- _Written exercise_
Go through the lines below. Copy those with "Contains".

- _Data to use_
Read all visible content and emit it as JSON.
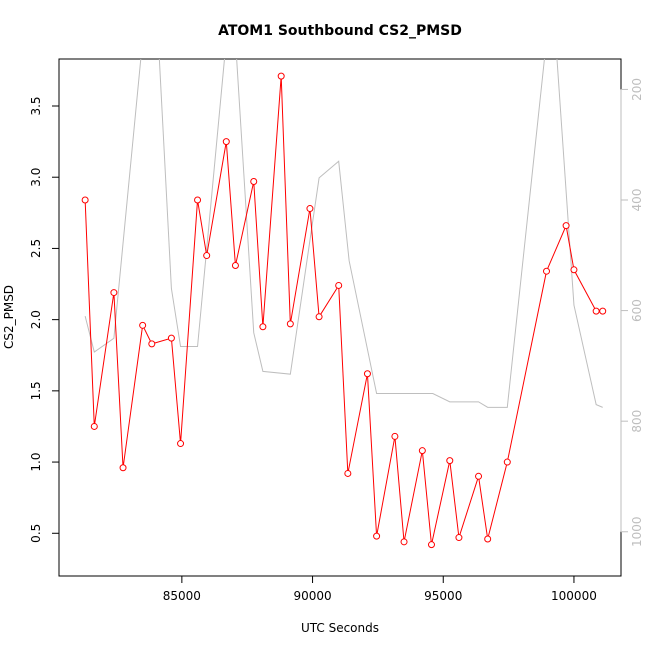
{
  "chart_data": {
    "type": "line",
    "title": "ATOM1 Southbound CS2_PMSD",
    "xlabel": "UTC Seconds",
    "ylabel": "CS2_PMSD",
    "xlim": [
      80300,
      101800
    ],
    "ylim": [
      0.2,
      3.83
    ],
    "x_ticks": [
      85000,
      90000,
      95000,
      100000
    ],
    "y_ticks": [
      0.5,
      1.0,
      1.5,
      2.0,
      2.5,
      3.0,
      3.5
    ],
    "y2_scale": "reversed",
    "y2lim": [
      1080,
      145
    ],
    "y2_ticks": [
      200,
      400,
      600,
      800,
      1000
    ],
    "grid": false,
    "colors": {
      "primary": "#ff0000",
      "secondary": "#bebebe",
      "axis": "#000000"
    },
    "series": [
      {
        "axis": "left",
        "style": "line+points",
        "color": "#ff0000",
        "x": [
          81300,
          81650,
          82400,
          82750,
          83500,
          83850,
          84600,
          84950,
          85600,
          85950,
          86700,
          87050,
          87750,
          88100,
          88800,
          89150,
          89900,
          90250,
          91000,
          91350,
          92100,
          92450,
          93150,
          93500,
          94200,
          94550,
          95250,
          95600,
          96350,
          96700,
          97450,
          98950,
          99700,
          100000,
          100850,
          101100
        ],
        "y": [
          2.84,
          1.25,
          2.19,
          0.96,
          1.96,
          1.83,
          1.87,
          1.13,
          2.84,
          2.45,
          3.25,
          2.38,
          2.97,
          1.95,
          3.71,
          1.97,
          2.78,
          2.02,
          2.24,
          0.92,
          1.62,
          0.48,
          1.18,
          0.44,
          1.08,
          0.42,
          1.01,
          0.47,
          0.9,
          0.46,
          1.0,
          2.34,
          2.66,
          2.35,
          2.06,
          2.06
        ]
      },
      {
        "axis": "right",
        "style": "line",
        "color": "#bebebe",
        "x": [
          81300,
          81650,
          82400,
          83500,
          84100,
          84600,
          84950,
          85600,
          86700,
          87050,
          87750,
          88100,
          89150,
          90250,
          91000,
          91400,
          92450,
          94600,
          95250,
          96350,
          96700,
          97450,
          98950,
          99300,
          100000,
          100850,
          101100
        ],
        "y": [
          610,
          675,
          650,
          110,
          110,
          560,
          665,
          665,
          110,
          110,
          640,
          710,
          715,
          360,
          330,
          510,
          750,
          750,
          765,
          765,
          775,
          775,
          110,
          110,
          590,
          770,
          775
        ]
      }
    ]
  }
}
* * *
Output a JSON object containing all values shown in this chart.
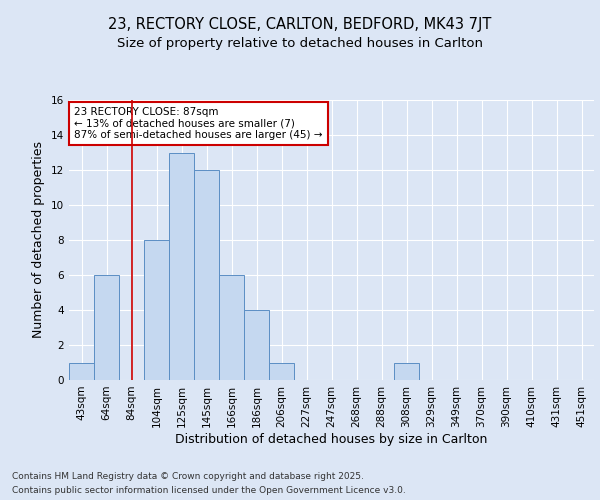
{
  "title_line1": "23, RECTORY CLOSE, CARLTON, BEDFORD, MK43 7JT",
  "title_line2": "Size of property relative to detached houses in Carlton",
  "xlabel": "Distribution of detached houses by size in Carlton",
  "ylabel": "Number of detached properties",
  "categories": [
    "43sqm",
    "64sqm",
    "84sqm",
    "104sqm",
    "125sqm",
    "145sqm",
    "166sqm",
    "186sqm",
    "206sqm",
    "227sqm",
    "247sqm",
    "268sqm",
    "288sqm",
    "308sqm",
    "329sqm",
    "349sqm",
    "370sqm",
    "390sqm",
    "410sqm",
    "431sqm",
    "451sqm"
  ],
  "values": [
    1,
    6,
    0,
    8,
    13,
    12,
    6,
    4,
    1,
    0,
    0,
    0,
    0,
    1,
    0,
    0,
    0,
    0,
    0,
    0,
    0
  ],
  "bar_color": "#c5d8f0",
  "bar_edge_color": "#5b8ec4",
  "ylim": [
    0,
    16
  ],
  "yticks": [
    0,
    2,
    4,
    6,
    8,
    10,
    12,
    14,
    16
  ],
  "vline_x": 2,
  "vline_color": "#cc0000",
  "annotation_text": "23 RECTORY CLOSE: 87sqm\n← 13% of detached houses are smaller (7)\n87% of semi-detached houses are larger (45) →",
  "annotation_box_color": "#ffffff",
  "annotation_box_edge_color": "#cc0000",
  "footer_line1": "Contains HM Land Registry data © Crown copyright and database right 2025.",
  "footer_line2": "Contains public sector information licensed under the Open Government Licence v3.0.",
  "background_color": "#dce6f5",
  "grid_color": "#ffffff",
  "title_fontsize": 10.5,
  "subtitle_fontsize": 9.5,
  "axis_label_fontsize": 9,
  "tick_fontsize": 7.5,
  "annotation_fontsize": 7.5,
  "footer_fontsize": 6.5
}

- _The output_
  "footer_line1": "Contains HM Land Registry data © Crown copyright and database right 2025.",
  "footer_line2": "Contains public sector information licensed under the Open Government Licence v3.0.",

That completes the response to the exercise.